本文 ->
########################################

耳順庵日記

60歳を超えて、生き馬の目を抜く首都圏の生活にカムバックした。
浦安太郎が見た、都会の意外な側面を綴ってみたい。

沼津の旨い物

2013年09月26日 13時14分56秒 | 思い出
 仕事の都合で、沼津に5年住んだことがある 。

 沼津は静岡県東部で一番大きい街だが、夜8時を過ぎると駅前で
すら閑散としている、静かな町である。

 昔、東海道新幹線を計画するときに、客を東京に取られるのを
嫌がって、結局三島に停車することになったという話があるが、
それほど地味な土地柄である。

 しかし旨いものは多い。海の幸が豊富だが、山の幸も負けて
いない。余り食べ歩きなどしない私だが、かみさんの運転手で、
随分色んな所に行って、旨いものを経験した。

########################################

データ抜粋 ->
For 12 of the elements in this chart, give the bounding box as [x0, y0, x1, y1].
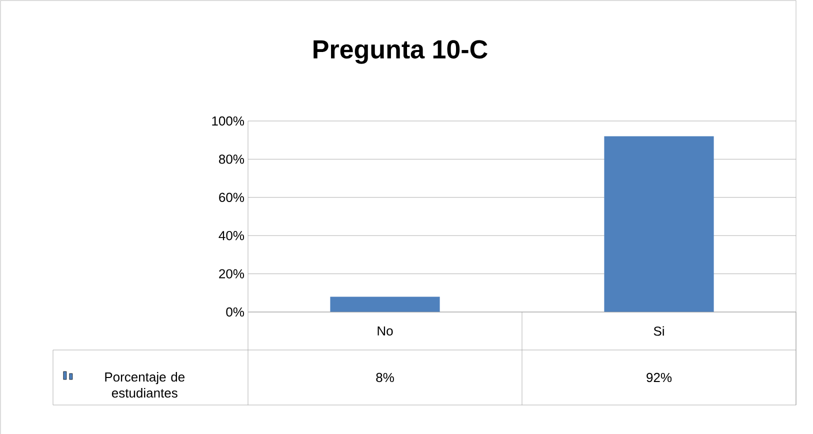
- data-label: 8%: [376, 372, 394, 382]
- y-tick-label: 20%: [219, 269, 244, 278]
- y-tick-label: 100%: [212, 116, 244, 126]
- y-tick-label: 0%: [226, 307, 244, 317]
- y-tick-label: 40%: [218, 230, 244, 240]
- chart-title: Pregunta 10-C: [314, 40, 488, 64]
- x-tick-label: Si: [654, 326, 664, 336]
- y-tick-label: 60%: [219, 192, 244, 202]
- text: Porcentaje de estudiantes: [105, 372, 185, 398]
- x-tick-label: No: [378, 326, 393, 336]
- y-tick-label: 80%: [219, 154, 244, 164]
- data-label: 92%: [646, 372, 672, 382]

########################################

課題 -> 沼津の旨い物を綴った日記を、最後の文の後から書き進めよ。

最終結果 ->
 昔、私のブログに書いたことを中心に、思い出を辿ってみた。




 <蕎麦>は何と言っても信州だ。千曲川のほとりの蕎麦屋で食べた
新蕎麦は忘れられない。しかし、沼津にも有名どころは多かった。

 沼津と三島は、<うなぎ>の隠れた名所である。今はもう、品薄で
高嶺の花だろうが、あの頃は我々庶民でもちょっと頑張れば手を
出すことができた。

 沼津には漁港があって、地元では港湾と言うが、そこに魚市場
がある。多分漁師相手の一杯飯屋から始まったのだろうが、新鮮な
魚を食べられる店が多い。中でもこの<鰯料理>は絶品だった。
小ぢんまりとした地味な構えだが、料理は一流だった。

 しかし何と言っても沼津港の名物は寿司だろう。
 新鮮な魚を使った寿司屋が沢山ある。高級な方では<双葉寿司>
手頃なところでは高島。ここは双葉寿司の系列だから、同じスキミの
軍艦が食べられる。大衆向けの魚がし寿司は、最近では<丸の内>
にも進出してきている。


 伊豆半島脊梁の天城山系は、わさびの名産地である。昔、新幹線で
出張した折には、田丸屋のわさび漬けを買って帰るのが習慣になって
いたが、あれは一般市場向けの大量生産品で、<本場のわさび漬け>
は伊豆に限る。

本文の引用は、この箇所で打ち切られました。